**Task material**:
'''

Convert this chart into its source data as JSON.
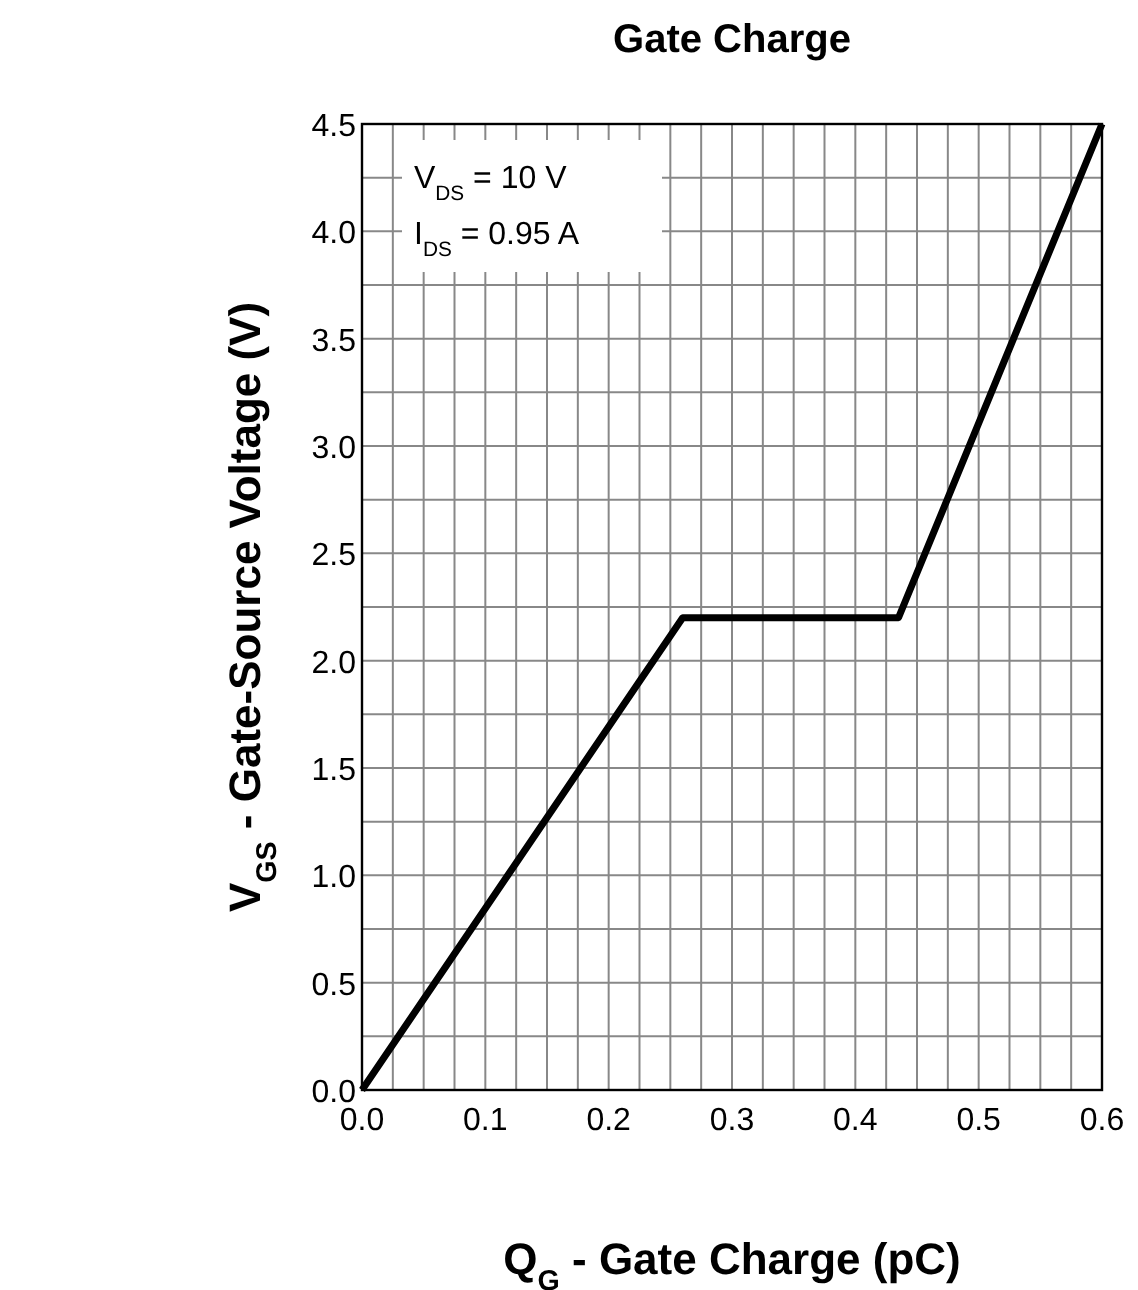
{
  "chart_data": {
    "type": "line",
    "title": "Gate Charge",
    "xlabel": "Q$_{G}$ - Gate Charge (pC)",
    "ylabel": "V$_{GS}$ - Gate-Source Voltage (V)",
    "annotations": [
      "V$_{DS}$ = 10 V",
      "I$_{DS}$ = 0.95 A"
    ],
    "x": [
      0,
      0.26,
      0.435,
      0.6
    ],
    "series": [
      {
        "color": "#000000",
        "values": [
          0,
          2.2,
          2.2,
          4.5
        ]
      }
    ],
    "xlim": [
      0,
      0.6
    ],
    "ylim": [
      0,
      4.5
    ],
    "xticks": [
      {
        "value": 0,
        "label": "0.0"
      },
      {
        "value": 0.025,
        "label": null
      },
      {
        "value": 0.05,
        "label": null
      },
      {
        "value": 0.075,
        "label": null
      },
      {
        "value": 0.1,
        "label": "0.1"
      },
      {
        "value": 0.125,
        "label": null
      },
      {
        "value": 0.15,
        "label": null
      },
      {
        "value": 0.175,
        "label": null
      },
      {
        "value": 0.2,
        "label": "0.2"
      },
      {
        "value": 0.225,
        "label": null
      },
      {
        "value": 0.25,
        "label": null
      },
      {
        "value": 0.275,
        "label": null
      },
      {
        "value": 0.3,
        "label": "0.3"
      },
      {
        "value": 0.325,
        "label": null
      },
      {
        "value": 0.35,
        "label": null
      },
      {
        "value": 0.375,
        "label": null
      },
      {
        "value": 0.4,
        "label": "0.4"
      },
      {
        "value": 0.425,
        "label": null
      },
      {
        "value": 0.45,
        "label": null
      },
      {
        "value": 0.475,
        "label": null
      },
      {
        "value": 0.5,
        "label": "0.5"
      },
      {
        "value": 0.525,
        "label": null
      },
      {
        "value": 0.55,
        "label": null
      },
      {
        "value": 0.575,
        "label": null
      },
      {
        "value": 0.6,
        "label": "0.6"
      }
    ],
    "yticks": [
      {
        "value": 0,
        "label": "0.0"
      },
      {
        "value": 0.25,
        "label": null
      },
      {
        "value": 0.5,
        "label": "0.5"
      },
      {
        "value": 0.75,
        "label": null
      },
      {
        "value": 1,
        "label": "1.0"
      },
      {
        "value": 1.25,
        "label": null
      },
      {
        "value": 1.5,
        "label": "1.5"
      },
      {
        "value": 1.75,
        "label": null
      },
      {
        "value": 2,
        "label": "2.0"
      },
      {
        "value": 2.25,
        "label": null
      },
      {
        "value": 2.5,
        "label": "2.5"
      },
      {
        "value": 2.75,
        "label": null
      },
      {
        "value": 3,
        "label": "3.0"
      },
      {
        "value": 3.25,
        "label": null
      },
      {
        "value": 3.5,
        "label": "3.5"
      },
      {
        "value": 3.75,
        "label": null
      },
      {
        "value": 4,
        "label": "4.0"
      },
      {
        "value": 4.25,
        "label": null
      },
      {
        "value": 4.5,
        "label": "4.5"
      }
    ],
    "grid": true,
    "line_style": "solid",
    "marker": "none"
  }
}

'''

Restate the listing above word for word, and skip the pictures.

Convert this chart into its source data as JSON.
{
  "chart_data": {
    "type": "line",
    "title": "Gate Charge",
    "xlabel": "Q$_{G}$ - Gate Charge (pC)",
    "ylabel": "V$_{GS}$ - Gate-Source Voltage (V)",
    "annotations": [
      "V$_{DS}$ = 10 V",
      "I$_{DS}$ = 0.95 A"
    ],
    "x": [
      0,
      0.26,
      0.435,
      0.6
    ],
    "series": [
      {
        "color": "#000000",
        "values": [
          0,
          2.2,
          2.2,
          4.5
        ]
      }
    ],
    "xlim": [
      0,
      0.6
    ],
    "ylim": [
      0,
      4.5
    ],
    "xticks": [
      {
        "value": 0,
        "label": "0.0"
      },
      {
        "value": 0.025,
        "label": null
      },
      {
        "value": 0.05,
        "label": null
      },
      {
        "value": 0.075,
        "label": null
      },
      {
        "value": 0.1,
        "label": "0.1"
      },
      {
        "value": 0.125,
        "label": null
      },
      {
        "value": 0.15,
        "label": null
      },
      {
        "value": 0.175,
        "label": null
      },
      {
        "value": 0.2,
        "label": "0.2"
      },
      {
        "value": 0.225,
        "label": null
      },
      {
        "value": 0.25,
        "label": null
      },
      {
        "value": 0.275,
        "label": null
      },
      {
        "value": 0.3,
        "label": "0.3"
      },
      {
        "value": 0.325,
        "label": null
      },
      {
        "value": 0.35,
        "label": null
      },
      {
        "value": 0.375,
        "label": null
      },
      {
        "value": 0.4,
        "label": "0.4"
      },
      {
        "value": 0.425,
        "label": null
      },
      {
        "value": 0.45,
        "label": null
      },
      {
        "value": 0.475,
        "label": null
      },
      {
        "value": 0.5,
        "label": "0.5"
      },
      {
        "value": 0.525,
        "label": null
      },
      {
        "value": 0.55,
        "label": null
      },
      {
        "value": 0.575,
        "label": null
      },
      {
        "value": 0.6,
        "label": "0.6"
      }
    ],
    "yticks": [
      {
        "value": 0,
        "label": "0.0"
      },
      {
        "value": 0.25,
        "label": null
      },
      {
        "value": 0.5,
        "label": "0.5"
      },
      {
        "value": 0.75,
        "label": null
      },
      {
        "value": 1,
        "label": "1.0"
      },
      {
        "value": 1.25,
        "label": null
      },
      {
        "value": 1.5,
        "label": "1.5"
      },
      {
        "value": 1.75,
        "label": null
      },
      {
        "value": 2,
        "label": "2.0"
      },
      {
        "value": 2.25,
        "label": null
      },
      {
        "value": 2.5,
        "label": "2.5"
      },
      {
        "value": 2.75,
        "label": null
      },
      {
        "value": 3,
        "label": "3.0"
      },
      {
        "value": 3.25,
        "label": null
      },
      {
        "value": 3.5,
        "label": "3.5"
      },
      {
        "value": 3.75,
        "label": null
      },
      {
        "value": 4,
        "label": "4.0"
      },
      {
        "value": 4.25,
        "label": null
      },
      {
        "value": 4.5,
        "label": "4.5"
      }
    ],
    "grid": true,
    "line_style": "solid",
    "marker": "none"
  }
}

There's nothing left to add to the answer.